> [Items listed in a dataset]:
++++++++

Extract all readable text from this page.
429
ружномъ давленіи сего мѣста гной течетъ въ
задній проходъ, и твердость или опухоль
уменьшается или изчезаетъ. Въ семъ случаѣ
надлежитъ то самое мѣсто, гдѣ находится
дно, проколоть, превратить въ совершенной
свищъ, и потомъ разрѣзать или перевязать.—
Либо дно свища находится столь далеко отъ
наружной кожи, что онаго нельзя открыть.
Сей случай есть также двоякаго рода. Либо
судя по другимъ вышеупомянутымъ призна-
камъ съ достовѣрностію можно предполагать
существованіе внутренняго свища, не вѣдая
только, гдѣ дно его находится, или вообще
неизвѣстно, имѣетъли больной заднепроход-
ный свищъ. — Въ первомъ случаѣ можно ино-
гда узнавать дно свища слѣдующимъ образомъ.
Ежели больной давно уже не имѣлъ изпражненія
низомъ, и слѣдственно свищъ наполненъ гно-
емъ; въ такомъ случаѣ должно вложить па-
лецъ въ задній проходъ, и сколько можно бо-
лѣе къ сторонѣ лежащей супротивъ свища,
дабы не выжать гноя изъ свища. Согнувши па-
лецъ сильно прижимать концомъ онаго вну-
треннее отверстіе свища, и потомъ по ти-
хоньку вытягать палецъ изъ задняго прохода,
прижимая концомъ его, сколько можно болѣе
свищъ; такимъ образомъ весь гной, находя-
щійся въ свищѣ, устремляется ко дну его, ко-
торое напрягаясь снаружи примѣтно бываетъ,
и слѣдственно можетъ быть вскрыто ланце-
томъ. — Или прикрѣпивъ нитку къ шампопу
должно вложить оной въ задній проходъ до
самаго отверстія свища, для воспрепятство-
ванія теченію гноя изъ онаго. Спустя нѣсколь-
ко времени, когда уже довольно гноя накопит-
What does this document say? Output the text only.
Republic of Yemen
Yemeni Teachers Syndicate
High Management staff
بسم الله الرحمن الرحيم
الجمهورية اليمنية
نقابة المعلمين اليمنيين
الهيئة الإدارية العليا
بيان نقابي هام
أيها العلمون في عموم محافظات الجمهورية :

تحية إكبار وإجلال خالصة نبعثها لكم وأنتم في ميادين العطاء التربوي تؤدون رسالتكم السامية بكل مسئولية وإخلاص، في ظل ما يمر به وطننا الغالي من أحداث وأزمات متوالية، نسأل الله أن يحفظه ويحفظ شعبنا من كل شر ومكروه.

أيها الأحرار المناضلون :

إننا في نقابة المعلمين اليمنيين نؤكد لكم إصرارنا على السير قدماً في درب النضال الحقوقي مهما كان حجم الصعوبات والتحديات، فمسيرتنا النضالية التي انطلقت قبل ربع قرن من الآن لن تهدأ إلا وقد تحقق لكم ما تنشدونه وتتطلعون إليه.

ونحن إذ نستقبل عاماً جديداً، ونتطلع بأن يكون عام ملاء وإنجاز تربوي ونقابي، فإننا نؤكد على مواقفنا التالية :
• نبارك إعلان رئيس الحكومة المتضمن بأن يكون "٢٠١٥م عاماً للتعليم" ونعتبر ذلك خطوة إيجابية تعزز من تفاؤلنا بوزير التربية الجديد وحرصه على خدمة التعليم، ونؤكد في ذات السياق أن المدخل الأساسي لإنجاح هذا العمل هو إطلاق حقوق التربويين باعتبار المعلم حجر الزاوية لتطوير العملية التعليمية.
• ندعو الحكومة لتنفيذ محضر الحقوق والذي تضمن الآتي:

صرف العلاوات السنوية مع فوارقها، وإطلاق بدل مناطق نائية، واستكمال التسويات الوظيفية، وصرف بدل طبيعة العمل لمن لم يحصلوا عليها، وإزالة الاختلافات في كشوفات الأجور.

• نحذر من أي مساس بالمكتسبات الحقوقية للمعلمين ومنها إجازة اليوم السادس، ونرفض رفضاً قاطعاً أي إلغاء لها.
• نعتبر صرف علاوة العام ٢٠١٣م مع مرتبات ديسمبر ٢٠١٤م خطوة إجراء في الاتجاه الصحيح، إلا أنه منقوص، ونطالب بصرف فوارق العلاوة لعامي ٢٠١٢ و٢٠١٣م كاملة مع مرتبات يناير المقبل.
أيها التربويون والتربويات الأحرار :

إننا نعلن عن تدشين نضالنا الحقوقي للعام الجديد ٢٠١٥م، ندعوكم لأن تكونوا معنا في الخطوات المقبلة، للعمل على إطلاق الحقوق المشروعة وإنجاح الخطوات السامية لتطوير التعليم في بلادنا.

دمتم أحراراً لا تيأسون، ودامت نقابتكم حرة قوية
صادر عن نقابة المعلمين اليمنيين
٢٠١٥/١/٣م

++++++++

> [TASK REQUIREMENTS]:
All of the records must be repeated exactly.

> [RESPONSE FOR THIS EXERCISE]:
Extract all readable text from this page.
429
ружномъ давленіи сего мѣста гной течетъ въ
задній проходъ, и твердость или опухоль
уменьшается или изчезаетъ. Въ семъ случаѣ
надлежитъ то самое мѣсто, гдѣ находится
дно, проколоть, превратить въ совершенной
свищъ, и потомъ разрѣзать или перевязать.—
Либо дно свища находится столь далеко отъ
наружной кожи, что онаго нельзя открыть.
Сей случай есть также двоякаго рода. Либо
судя по другимъ вышеупомянутымъ призна-
камъ съ достовѣрностію можно предполагать
существованіе внутренняго свища, не вѣдая
только, гдѣ дно его находится, или вообще
неизвѣстно, имѣетъли больной заднепроход-
ный свищъ. — Въ первомъ случаѣ можно ино-
гда узнавать дно свища слѣдующимъ образомъ.
Ежели больной давно уже не имѣлъ изпражненія
низомъ, и слѣдственно свищъ наполненъ гно-
емъ; въ такомъ случаѣ должно вложить па-
лецъ въ задній проходъ, и сколько можно бо-
лѣе къ сторонѣ лежащей супротивъ свища,
дабы не выжать гноя изъ свища. Согнувши па-
лецъ сильно прижимать концомъ онаго вну-
треннее отверстіе свища, и потомъ по ти-
хоньку вытягать палецъ изъ задняго прохода,
прижимая концомъ его, сколько можно болѣе
свищъ; такимъ образомъ весь гной, находя-
щійся въ свищѣ, устремляется ко дну его, ко-
торое напрягаясь снаружи примѣтно бываетъ,
и слѣдственно можетъ быть вскрыто ланце-
томъ. — Или прикрѣпивъ нитку къ шампопу
должно вложить оной въ задній проходъ до
самаго отверстія свища, для воспрепятство-
ванія теченію гноя изъ онаго. Спустя нѣсколь-
ко времени, когда уже довольно гноя накопит-
What does this document say? Output the text only.
Republic of Yemen
Yemeni Teachers Syndicate
High Management staff
بسم الله الرحمن الرحيم
الجمهورية اليمنية
نقابة المعلمين اليمنيين
الهيئة الإدارية العليا
بيان نقابي هام
أيها العلمون في عموم محافظات الجمهورية :

تحية إكبار وإجلال خالصة نبعثها لكم وأنتم في ميادين العطاء التربوي تؤدون رسالتكم السامية بكل مسئولية وإخلاص، في ظل ما يمر به وطننا الغالي من أحداث وأزمات متوالية، نسأل الله أن يحفظه ويحفظ شعبنا من كل شر ومكروه.

أيها الأحرار المناضلون :

إننا في نقابة المعلمين اليمنيين نؤكد لكم إصرارنا على السير قدماً في درب النضال الحقوقي مهما كان حجم الصعوبات والتحديات، فمسيرتنا النضالية التي انطلقت قبل ربع قرن من الآن لن تهدأ إلا وقد تحقق لكم ما تنشدونه وتتطلعون إليه.

ونحن إذ نستقبل عاماً جديداً، ونتطلع بأن يكون عام ملاء وإنجاز تربوي ونقابي، فإننا نؤكد على مواقفنا التالية :
• نبارك إعلان رئيس الحكومة المتضمن بأن يكون "٢٠١٥م عاماً للتعليم" ونعتبر ذلك خطوة إيجابية تعزز من تفاؤلنا بوزير التربية الجديد وحرصه على خدمة التعليم، ونؤكد في ذات السياق أن المدخل الأساسي لإنجاح هذا العمل هو إطلاق حقوق التربويين باعتبار المعلم حجر الزاوية لتطوير العملية التعليمية.
• ندعو الحكومة لتنفيذ محضر الحقوق والذي تضمن الآتي:

صرف العلاوات السنوية مع فوارقها، وإطلاق بدل مناطق نائية، واستكمال التسويات الوظيفية، وصرف بدل طبيعة العمل لمن لم يحصلوا عليها، وإزالة الاختلافات في كشوفات الأجور.

• نحذر من أي مساس بالمكتسبات الحقوقية للمعلمين ومنها إجازة اليوم السادس، ونرفض رفضاً قاطعاً أي إلغاء لها.
• نعتبر صرف علاوة العام ٢٠١٣م مع مرتبات ديسمبر ٢٠١٤م خطوة إجراء في الاتجاه الصحيح، إلا أنه منقوص، ونطالب بصرف فوارق العلاوة لعامي ٢٠١٢ و٢٠١٣م كاملة مع مرتبات يناير المقبل.
أيها التربويون والتربويات الأحرار :

إننا نعلن عن تدشين نضالنا الحقوقي للعام الجديد ٢٠١٥م، ندعوكم لأن تكونوا معنا في الخطوات المقبلة، للعمل على إطلاق الحقوق المشروعة وإنجاح الخطوات السامية لتطوير التعليم في بلادنا.

دمتم أحراراً لا تيأسون، ودامت نقابتكم حرة قوية
صادر عن نقابة المعلمين اليمنيين
٢٠١٥/١/٣م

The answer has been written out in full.